━━━━━ Entries provided
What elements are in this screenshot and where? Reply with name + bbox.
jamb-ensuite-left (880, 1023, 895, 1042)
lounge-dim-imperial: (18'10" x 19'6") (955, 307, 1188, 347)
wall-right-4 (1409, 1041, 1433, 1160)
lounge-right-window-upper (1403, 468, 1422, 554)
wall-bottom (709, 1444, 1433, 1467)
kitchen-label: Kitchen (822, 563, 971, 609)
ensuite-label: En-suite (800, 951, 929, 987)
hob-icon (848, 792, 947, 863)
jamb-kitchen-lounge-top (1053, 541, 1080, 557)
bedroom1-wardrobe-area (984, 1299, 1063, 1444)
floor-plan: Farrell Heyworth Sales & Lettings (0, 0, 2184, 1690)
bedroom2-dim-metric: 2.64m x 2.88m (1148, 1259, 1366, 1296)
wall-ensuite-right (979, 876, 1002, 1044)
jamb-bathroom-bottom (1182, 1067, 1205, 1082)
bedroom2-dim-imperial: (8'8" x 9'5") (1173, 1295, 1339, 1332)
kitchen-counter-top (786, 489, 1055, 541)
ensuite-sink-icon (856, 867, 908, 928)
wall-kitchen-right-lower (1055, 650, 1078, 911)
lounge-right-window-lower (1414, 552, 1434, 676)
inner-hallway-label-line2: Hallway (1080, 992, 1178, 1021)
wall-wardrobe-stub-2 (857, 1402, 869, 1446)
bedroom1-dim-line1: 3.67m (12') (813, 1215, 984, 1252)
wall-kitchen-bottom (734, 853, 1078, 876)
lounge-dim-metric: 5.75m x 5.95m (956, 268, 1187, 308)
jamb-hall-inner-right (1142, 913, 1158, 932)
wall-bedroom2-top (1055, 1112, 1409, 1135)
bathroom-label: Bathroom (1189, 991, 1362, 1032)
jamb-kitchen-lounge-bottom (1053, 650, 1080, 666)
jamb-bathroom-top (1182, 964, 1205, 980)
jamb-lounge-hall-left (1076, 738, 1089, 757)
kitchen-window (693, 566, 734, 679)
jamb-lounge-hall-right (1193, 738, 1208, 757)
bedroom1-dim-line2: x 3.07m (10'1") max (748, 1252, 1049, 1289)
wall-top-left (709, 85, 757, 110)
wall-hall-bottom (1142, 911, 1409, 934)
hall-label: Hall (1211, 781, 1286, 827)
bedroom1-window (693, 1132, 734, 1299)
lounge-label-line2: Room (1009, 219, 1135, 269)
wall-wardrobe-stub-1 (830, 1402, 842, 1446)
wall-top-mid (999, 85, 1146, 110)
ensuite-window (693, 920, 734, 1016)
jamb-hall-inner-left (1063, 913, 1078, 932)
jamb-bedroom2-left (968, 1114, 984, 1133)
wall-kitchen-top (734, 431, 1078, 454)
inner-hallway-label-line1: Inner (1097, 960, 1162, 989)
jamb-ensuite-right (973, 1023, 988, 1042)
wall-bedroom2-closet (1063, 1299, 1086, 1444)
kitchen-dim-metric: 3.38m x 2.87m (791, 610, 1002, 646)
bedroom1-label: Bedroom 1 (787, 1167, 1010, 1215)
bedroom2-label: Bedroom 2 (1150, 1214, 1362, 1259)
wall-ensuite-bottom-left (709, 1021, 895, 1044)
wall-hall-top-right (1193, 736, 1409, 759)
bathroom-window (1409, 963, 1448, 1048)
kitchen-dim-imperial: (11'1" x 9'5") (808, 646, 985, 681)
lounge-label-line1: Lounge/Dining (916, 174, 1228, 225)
━━━━━━━━━━
Short task -
Output the items again word for word, beginning at the first line of the items and stopping after the line that contains "bedroom1-window (693, 1132, 734, 1299)".

The completed task -
What elements are in this screenshot and where? Reply with name + bbox.
jamb-ensuite-left (880, 1023, 895, 1042)
lounge-dim-imperial: (18'10" x 19'6") (955, 307, 1188, 347)
wall-right-4 (1409, 1041, 1433, 1160)
lounge-right-window-upper (1403, 468, 1422, 554)
wall-bottom (709, 1444, 1433, 1467)
kitchen-label: Kitchen (822, 563, 971, 609)
ensuite-label: En-suite (800, 951, 929, 987)
hob-icon (848, 792, 947, 863)
jamb-kitchen-lounge-top (1053, 541, 1080, 557)
bedroom1-wardrobe-area (984, 1299, 1063, 1444)
floor-plan: Farrell Heyworth Sales & Lettings (0, 0, 2184, 1690)
bedroom2-dim-metric: 2.64m x 2.88m (1148, 1259, 1366, 1296)
wall-ensuite-right (979, 876, 1002, 1044)
jamb-bathroom-bottom (1182, 1067, 1205, 1082)
bedroom2-dim-imperial: (8'8" x 9'5") (1173, 1295, 1339, 1332)
kitchen-counter-top (786, 489, 1055, 541)
ensuite-sink-icon (856, 867, 908, 928)
wall-kitchen-right-lower (1055, 650, 1078, 911)
lounge-right-window-lower (1414, 552, 1434, 676)
inner-hallway-label-line2: Hallway (1080, 992, 1178, 1021)
wall-wardrobe-stub-2 (857, 1402, 869, 1446)
bedroom1-dim-line1: 3.67m (12') (813, 1215, 984, 1252)
wall-kitchen-bottom (734, 853, 1078, 876)
lounge-dim-metric: 5.75m x 5.95m (956, 268, 1187, 308)
jamb-hall-inner-right (1142, 913, 1158, 932)
wall-bedroom2-top (1055, 1112, 1409, 1135)
bathroom-label: Bathroom (1189, 991, 1362, 1032)
jamb-kitchen-lounge-bottom (1053, 650, 1080, 666)
jamb-bathroom-top (1182, 964, 1205, 980)
jamb-lounge-hall-left (1076, 738, 1089, 757)
kitchen-window (693, 566, 734, 679)
jamb-lounge-hall-right (1193, 738, 1208, 757)
bedroom1-dim-line2: x 3.07m (10'1") max (748, 1252, 1049, 1289)
wall-top-left (709, 85, 757, 110)
wall-hall-bottom (1142, 911, 1409, 934)
hall-label: Hall (1211, 781, 1286, 827)
bedroom1-window (693, 1132, 734, 1299)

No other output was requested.